What you should do:
Quote the data below in full, please, without altering anything.
-- Start of Source data --
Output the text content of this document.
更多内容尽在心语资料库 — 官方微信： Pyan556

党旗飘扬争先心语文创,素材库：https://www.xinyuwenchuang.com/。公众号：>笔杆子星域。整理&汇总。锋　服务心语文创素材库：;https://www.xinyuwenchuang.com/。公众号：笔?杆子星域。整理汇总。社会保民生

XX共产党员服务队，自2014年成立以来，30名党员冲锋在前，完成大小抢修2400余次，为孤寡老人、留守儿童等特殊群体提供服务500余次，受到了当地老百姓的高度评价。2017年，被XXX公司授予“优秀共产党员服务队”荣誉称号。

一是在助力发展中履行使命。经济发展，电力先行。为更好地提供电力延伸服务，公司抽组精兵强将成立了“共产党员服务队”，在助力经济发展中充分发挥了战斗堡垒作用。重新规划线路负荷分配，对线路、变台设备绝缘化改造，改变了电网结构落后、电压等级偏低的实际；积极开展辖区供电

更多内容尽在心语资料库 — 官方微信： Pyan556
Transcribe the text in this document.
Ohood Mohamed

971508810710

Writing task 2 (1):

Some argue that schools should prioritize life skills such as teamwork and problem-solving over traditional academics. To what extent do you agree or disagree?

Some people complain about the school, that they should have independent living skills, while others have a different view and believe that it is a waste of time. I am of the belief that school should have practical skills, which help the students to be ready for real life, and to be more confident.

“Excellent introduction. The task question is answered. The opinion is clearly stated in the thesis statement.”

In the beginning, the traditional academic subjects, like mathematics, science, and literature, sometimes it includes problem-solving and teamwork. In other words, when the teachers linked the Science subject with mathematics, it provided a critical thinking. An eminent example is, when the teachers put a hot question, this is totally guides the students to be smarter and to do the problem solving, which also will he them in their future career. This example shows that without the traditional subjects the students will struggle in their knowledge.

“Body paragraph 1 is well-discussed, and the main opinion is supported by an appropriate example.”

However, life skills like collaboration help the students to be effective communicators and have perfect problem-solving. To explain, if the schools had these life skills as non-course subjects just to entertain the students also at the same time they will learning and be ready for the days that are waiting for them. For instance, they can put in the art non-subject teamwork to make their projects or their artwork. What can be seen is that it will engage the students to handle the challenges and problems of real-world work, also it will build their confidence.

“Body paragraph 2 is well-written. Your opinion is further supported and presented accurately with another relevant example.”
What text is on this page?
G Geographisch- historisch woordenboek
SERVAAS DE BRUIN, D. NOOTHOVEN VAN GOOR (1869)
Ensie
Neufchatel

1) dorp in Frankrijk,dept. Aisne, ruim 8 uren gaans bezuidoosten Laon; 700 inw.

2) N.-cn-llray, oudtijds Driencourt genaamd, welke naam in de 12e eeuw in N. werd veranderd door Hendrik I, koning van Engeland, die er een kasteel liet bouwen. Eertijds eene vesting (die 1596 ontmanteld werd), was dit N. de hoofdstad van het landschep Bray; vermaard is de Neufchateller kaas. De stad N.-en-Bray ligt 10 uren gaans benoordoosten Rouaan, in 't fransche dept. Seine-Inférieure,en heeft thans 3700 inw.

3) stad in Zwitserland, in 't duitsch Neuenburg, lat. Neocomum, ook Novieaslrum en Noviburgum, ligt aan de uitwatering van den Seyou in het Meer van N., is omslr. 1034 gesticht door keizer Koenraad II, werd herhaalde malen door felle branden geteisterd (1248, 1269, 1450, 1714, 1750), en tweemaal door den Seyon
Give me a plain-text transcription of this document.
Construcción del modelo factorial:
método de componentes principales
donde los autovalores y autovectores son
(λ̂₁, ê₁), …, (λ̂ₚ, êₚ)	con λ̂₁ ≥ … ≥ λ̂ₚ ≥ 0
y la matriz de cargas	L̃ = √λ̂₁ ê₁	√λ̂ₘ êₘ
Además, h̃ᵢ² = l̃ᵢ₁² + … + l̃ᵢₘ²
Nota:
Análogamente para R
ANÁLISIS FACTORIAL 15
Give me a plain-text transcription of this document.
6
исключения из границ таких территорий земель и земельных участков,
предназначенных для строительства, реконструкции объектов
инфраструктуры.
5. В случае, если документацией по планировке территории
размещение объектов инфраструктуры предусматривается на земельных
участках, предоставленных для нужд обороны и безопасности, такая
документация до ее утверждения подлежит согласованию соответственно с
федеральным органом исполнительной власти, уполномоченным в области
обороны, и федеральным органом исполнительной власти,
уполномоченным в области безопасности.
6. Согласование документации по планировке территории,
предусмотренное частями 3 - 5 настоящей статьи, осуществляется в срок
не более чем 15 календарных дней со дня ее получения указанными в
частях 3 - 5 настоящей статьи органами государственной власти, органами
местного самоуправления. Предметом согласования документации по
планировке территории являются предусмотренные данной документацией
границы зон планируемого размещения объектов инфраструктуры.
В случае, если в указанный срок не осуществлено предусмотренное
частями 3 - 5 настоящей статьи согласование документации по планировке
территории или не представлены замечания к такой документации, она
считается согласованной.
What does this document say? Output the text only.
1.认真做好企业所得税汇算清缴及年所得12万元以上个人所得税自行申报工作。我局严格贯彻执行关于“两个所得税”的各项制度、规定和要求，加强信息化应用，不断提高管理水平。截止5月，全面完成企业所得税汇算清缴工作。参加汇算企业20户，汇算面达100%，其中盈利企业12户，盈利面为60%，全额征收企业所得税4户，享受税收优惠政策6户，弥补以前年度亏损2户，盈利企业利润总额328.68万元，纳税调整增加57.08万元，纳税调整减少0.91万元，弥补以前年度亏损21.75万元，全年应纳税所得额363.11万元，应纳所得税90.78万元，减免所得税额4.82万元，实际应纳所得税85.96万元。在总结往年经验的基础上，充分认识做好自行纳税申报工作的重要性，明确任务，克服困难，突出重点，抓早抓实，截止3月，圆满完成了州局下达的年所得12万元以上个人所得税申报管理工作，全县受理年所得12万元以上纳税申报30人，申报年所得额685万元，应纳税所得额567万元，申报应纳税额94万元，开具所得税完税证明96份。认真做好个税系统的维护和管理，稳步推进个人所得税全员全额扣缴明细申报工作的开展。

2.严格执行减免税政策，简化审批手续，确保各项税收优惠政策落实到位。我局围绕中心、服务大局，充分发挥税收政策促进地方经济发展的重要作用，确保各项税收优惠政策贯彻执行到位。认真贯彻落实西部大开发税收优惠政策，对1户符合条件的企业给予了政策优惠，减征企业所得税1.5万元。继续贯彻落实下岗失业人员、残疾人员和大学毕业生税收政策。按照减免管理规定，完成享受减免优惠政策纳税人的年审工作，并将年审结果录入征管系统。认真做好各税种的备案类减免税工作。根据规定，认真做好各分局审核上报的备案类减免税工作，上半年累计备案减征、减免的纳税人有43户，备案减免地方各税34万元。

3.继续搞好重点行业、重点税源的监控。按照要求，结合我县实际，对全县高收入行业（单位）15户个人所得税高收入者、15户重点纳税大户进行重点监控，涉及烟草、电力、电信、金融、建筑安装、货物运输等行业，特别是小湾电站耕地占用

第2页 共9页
-- End of Source data --
Exercise answer:
Output the text content of this document.
更多内容尽在心语资料库 — 官方微信： Pyan556

党旗飘扬争先心语文创,素材库：https://www.xinyuwenchuang.com/。公众号：>笔杆子星域。整理&汇总。锋　服务心语文创素材库：;https://www.xinyuwenchuang.com/。公众号：笔?杆子星域。整理汇总。社会保民生

XX共产党员服务队，自2014年成立以来，30名党员冲锋在前，完成大小抢修2400余次，为孤寡老人、留守儿童等特殊群体提供服务500余次，受到了当地老百姓的高度评价。2017年，被XXX公司授予“优秀共产党员服务队”荣誉称号。

一是在助力发展中履行使命。经济发展，电力先行。为更好地提供电力延伸服务，公司抽组精兵强将成立了“共产党员服务队”，在助力经济发展中充分发挥了战斗堡垒作用。重新规划线路负荷分配，对线路、变台设备绝缘化改造，改变了电网结构落后、电压等级偏低的实际；积极开展辖区供电

更多内容尽在心语资料库 — 官方微信： Pyan556
Transcribe the text in this document.
Ohood Mohamed

971508810710

Writing task 2 (1):

Some argue that schools should prioritize life skills such as teamwork and problem-solving over traditional academics. To what extent do you agree or disagree?

Some people complain about the school, that they should have independent living skills, while others have a different view and believe that it is a waste of time. I am of the belief that school should have practical skills, which help the students to be ready for real life, and to be more confident.

“Excellent introduction. The task question is answered. The opinion is clearly stated in the thesis statement.”

In the beginning, the traditional academic subjects, like mathematics, science, and literature, sometimes it includes problem-solving and teamwork. In other words, when the teachers linked the Science subject with mathematics, it provided a critical thinking. An eminent example is, when the teachers put a hot question, this is totally guides the students to be smarter and to do the problem solving, which also will he them in their future career. This example shows that without the traditional subjects the students will struggle in their knowledge.

“Body paragraph 1 is well-discussed, and the main opinion is supported by an appropriate example.”

However, life skills like collaboration help the students to be effective communicators and have perfect problem-solving. To explain, if the schools had these life skills as non-course subjects just to entertain the students also at the same time they will learning and be ready for the days that are waiting for them. For instance, they can put in the art non-subject teamwork to make their projects or their artwork. What can be seen is that it will engage the students to handle the challenges and problems of real-world work, also it will build their confidence.

“Body paragraph 2 is well-written. Your opinion is further supported and presented accurately with another relevant example.”
What text is on this page?
G Geographisch- historisch woordenboek
SERVAAS DE BRUIN, D. NOOTHOVEN VAN GOOR (1869)
Ensie
Neufchatel

1) dorp in Frankrijk,dept. Aisne, ruim 8 uren gaans bezuidoosten Laon; 700 inw.

2) N.-cn-llray, oudtijds Driencourt genaamd, welke naam in de 12e eeuw in N. werd veranderd door Hendrik I, koning van Engeland, die er een kasteel liet bouwen. Eertijds eene vesting (die 1596 ontmanteld werd), was dit N. de hoofdstad van het landschep Bray; vermaard is de Neufchateller kaas. De stad N.-en-Bray ligt 10 uren gaans benoordoosten Rouaan, in 't fransche dept. Seine-Inférieure,en heeft thans 3700 inw.

3) stad in Zwitserland, in 't duitsch Neuenburg, lat. Neocomum, ook Novieaslrum en Noviburgum, ligt aan de uitwatering van den Seyou in het Meer van N., is omslr. 1034 gesticht door keizer Koenraad II, werd herhaalde malen door felle branden geteisterd (1248, 1269, 1450, 1714, 1750), en tweemaal door den Seyon
Give me a plain-text transcription of this document.
Construcción del modelo factorial:
método de componentes principales
donde los autovalores y autovectores son
(λ̂₁, ê₁), …, (λ̂ₚ, êₚ)	con λ̂₁ ≥ … ≥ λ̂ₚ ≥ 0
y la matriz de cargas	L̃ = √λ̂₁ ê₁	√λ̂ₘ êₘ
Además, h̃ᵢ² = l̃ᵢ₁² + … + l̃ᵢₘ²
Nota:
Análogamente para R
ANÁLISIS FACTORIAL 15
Give me a plain-text transcription of this document.
6
исключения из границ таких территорий земель и земельных участков,
предназначенных для строительства, реконструкции объектов
инфраструктуры.
5. В случае, если документацией по планировке территории
размещение объектов инфраструктуры предусматривается на земельных
участках, предоставленных для нужд обороны и безопасности, такая
документация до ее утверждения подлежит согласованию соответственно с
федеральным органом исполнительной власти, уполномоченным в области
обороны, и федеральным органом исполнительной власти,
уполномоченным в области безопасности.
6. Согласование документации по планировке территории,
предусмотренное частями 3 - 5 настоящей статьи, осуществляется в срок
не более чем 15 календарных дней со дня ее получения указанными в
частях 3 - 5 настоящей статьи органами государственной власти, органами
местного самоуправления. Предметом согласования документации по
планировке территории являются предусмотренные данной документацией
границы зон планируемого размещения объектов инфраструктуры.
В случае, если в указанный срок не осуществлено предусмотренное
частями 3 - 5 настоящей статьи согласование документации по планировке
территории или не представлены замечания к такой документации, она
считается согласованной.
What does this document say? Output the text only.
1.认真做好企业所得税汇算清缴及年所得12万元以上个人所得税自行申报工作。我局严格贯彻执行关于“两个所得税”的各项制度、规定和要求，加强信息化应用，不断提高管理水平。截止5月，全面完成企业所得税汇算清缴工作。参加汇算企业20户，汇算面达100%，其中盈利企业12户，盈利面为60%，全额征收企业所得税4户，享受税收优惠政策6户，弥补以前年度亏损2户，盈利企业利润总额328.68万元，纳税调整增加57.08万元，纳税调整减少0.91万元，弥补以前年度亏损21.75万元，全年应纳税所得额363.11万元，应纳所得税90.78万元，减免所得税额4.82万元，实际应纳所得税85.96万元。在总结往年经验的基础上，充分认识做好自行纳税申报工作的重要性，明确任务，克服困难，突出重点，抓早抓实，截止3月，圆满完成了州局下达的年所得12万元以上个人所得税申报管理工作，全县受理年所得12万元以上纳税申报30人，申报年所得额685万元，应纳税所得额567万元，申报应纳税额94万元，开具所得税完税证明96份。认真做好个税系统的维护和管理，稳步推进个人所得税全员全额扣缴明细申报工作的开展。

2.严格执行减免税政策，简化审批手续，确保各项税收优惠政策落实到位。我局围绕中心、服务大局，充分发挥税收政策促进地方经济发展的重要作用，确保各项税收优惠政策贯彻执行到位。认真贯彻落实西部大开发税收优惠政策，对1户符合条件的企业给予了政策优惠，减征企业所得税1.5万元。继续贯彻落实下岗失业人员、残疾人员和大学毕业生税收政策。按照减免管理规定，完成享受减免优惠政策纳税人的年审工作，并将年审结果录入征管系统。认真做好各税种的备案类减免税工作。根据规定，认真做好各分局审核上报的备案类减免税工作，上半年累计备案减征、减免的纳税人有43户，备案减免地方各税34万元。

3.继续搞好重点行业、重点税源的监控。按照要求，结合我县实际，对全县高收入行业（单位）15户个人所得税高收入者、15户重点纳税大户进行重点监控，涉及烟草、电力、电信、金融、建筑安装、货物运输等行业，特别是小湾电站耕地占用

第2页 共9页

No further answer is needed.